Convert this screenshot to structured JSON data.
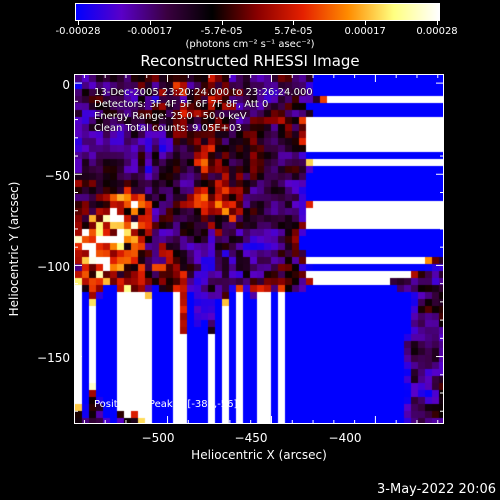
{
  "colorbar": {
    "tick_labels": [
      "-0.00028",
      "-0.00017",
      "-5.7e-05",
      "5.7e-05",
      "0.00017",
      "0.00028"
    ],
    "units": "(photons cm⁻² s⁻¹ asec⁻²)",
    "colors": [
      "#0000ff",
      "#5a00c8",
      "#3a0040",
      "#000000",
      "#8a0000",
      "#e52000",
      "#ff8c00",
      "#ffff80",
      "#ffffff"
    ]
  },
  "title": "Reconstructed RHESSI Image",
  "annotations": [
    "13-Dec-2005 23:20:24.000 to 23:26:24.000",
    "Detectors: 3F 4F 5F 6F 7F 8F, Att 0",
    "Energy Range: 25.0 - 50.0 keV",
    "Clean     Total counts: 9.05E+03"
  ],
  "peak_text": "Position of Peak = [-387,-56]",
  "chart_data": {
    "type": "heatmap",
    "title": "Reconstructed RHESSI Image",
    "xlabel": "Heliocentric X (arcsec)",
    "ylabel": "Heliocentric Y (arcsec)",
    "xlim": [
      -545,
      -367
    ],
    "ylim": [
      -187,
      5
    ],
    "x_ticks": [
      -500,
      -450,
      -400
    ],
    "y_ticks": [
      0,
      -50,
      -100,
      -150
    ],
    "x_tick_labels": [
      "−500",
      "−450",
      "−400"
    ],
    "y_tick_labels": [
      "0",
      "−50",
      "−100",
      "−150"
    ],
    "colorbar_range": [
      -0.00028,
      0.00028
    ],
    "peak_position": [
      -387,
      -56
    ]
  },
  "datestamp": "3-May-2022 20:06"
}
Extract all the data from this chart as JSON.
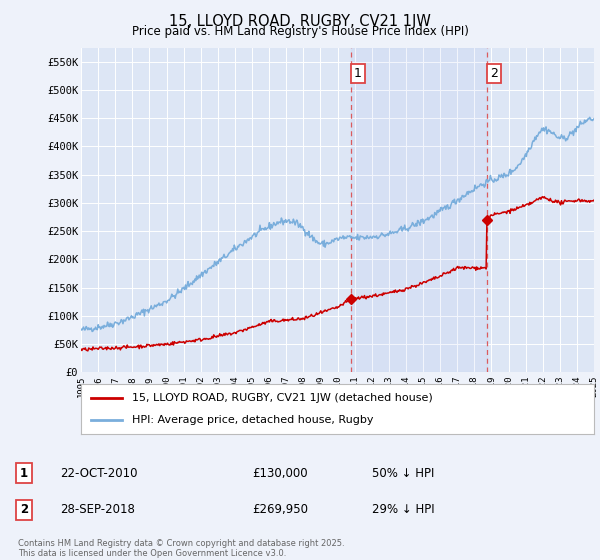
{
  "title": "15, LLOYD ROAD, RUGBY, CV21 1JW",
  "subtitle": "Price paid vs. HM Land Registry's House Price Index (HPI)",
  "background_color": "#eef2fa",
  "plot_bg_color": "#dde6f5",
  "grid_color": "#ffffff",
  "ylim": [
    0,
    575000
  ],
  "yticks": [
    0,
    50000,
    100000,
    150000,
    200000,
    250000,
    300000,
    350000,
    400000,
    450000,
    500000,
    550000
  ],
  "ytick_labels": [
    "£0",
    "£50K",
    "£100K",
    "£150K",
    "£200K",
    "£250K",
    "£300K",
    "£350K",
    "£400K",
    "£450K",
    "£500K",
    "£550K"
  ],
  "xmin_year": 1995,
  "xmax_year": 2025,
  "xticks": [
    1995,
    1996,
    1997,
    1998,
    1999,
    2000,
    2001,
    2002,
    2003,
    2004,
    2005,
    2006,
    2007,
    2008,
    2009,
    2010,
    2011,
    2012,
    2013,
    2014,
    2015,
    2016,
    2017,
    2018,
    2019,
    2020,
    2021,
    2022,
    2023,
    2024,
    2025
  ],
  "event1_x": 2010.8,
  "event1_y": 130000,
  "event1_label": "1",
  "event1_date": "22-OCT-2010",
  "event1_price": "£130,000",
  "event1_hpi": "50% ↓ HPI",
  "event2_x": 2018.75,
  "event2_y": 269950,
  "event2_label": "2",
  "event2_date": "28-SEP-2018",
  "event2_price": "£269,950",
  "event2_hpi": "29% ↓ HPI",
  "hpi_color": "#7aaedc",
  "price_color": "#cc0000",
  "dashed_color": "#dd4444",
  "legend_label_price": "15, LLOYD ROAD, RUGBY, CV21 1JW (detached house)",
  "legend_label_hpi": "HPI: Average price, detached house, Rugby",
  "footnote": "Contains HM Land Registry data © Crown copyright and database right 2025.\nThis data is licensed under the Open Government Licence v3.0."
}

####################

**DO THIS:**
Transcribe the records above verbatim. Do not carry over any picture.

**ANSWER TO THE PROBLEM:**
Convert this screenshot to structured JSON data.
{
  "colorbar": {
    "tick_labels": [
      "-0.00028",
      "-0.00017",
      "-5.7e-05",
      "5.7e-05",
      "0.00017",
      "0.00028"
    ],
    "units": "(photons cm⁻² s⁻¹ asec⁻²)",
    "colors": [
      "#0000ff",
      "#5a00c8",
      "#3a0040",
      "#000000",
      "#8a0000",
      "#e52000",
      "#ff8c00",
      "#ffff80",
      "#ffffff"
    ]
  },
  "title": "Reconstructed RHESSI Image",
  "annotations": [
    "13-Dec-2005 23:20:24.000 to 23:26:24.000",
    "Detectors: 3F 4F 5F 6F 7F 8F, Att 0",
    "Energy Range: 25.0 - 50.0 keV",
    "Clean     Total counts: 9.05E+03"
  ],
  "peak_text": "Position of Peak = [-387,-56]",
  "chart_data": {
    "type": "heatmap",
    "title": "Reconstructed RHESSI Image",
    "xlabel": "Heliocentric X (arcsec)",
    "ylabel": "Heliocentric Y (arcsec)",
    "xlim": [
      -545,
      -367
    ],
    "ylim": [
      -187,
      5
    ],
    "x_ticks": [
      -500,
      -450,
      -400
    ],
    "y_ticks": [
      0,
      -50,
      -100,
      -150
    ],
    "x_tick_labels": [
      "−500",
      "−450",
      "−400"
    ],
    "y_tick_labels": [
      "0",
      "−50",
      "−100",
      "−150"
    ],
    "colorbar_range": [
      -0.00028,
      0.00028
    ],
    "peak_position": [
      -387,
      -56
    ]
  },
  "datestamp": "3-May-2022 20:06"
}
Extract all the data from this chart as JSON.
{
  "title": "15, LLOYD ROAD, RUGBY, CV21 1JW",
  "subtitle": "Price paid vs. HM Land Registry's House Price Index (HPI)",
  "background_color": "#eef2fa",
  "plot_bg_color": "#dde6f5",
  "grid_color": "#ffffff",
  "ylim": [
    0,
    575000
  ],
  "yticks": [
    0,
    50000,
    100000,
    150000,
    200000,
    250000,
    300000,
    350000,
    400000,
    450000,
    500000,
    550000
  ],
  "ytick_labels": [
    "£0",
    "£50K",
    "£100K",
    "£150K",
    "£200K",
    "£250K",
    "£300K",
    "£350K",
    "£400K",
    "£450K",
    "£500K",
    "£550K"
  ],
  "xmin_year": 1995,
  "xmax_year": 2025,
  "xticks": [
    1995,
    1996,
    1997,
    1998,
    1999,
    2000,
    2001,
    2002,
    2003,
    2004,
    2005,
    2006,
    2007,
    2008,
    2009,
    2010,
    2011,
    2012,
    2013,
    2014,
    2015,
    2016,
    2017,
    2018,
    2019,
    2020,
    2021,
    2022,
    2023,
    2024,
    2025
  ],
  "event1_x": 2010.8,
  "event1_y": 130000,
  "event1_label": "1",
  "event1_date": "22-OCT-2010",
  "event1_price": "£130,000",
  "event1_hpi": "50% ↓ HPI",
  "event2_x": 2018.75,
  "event2_y": 269950,
  "event2_label": "2",
  "event2_date": "28-SEP-2018",
  "event2_price": "£269,950",
  "event2_hpi": "29% ↓ HPI",
  "hpi_color": "#7aaedc",
  "price_color": "#cc0000",
  "dashed_color": "#dd4444",
  "legend_label_price": "15, LLOYD ROAD, RUGBY, CV21 1JW (detached house)",
  "legend_label_hpi": "HPI: Average price, detached house, Rugby",
  "footnote": "Contains HM Land Registry data © Crown copyright and database right 2025.\nThis data is licensed under the Open Government Licence v3.0."
}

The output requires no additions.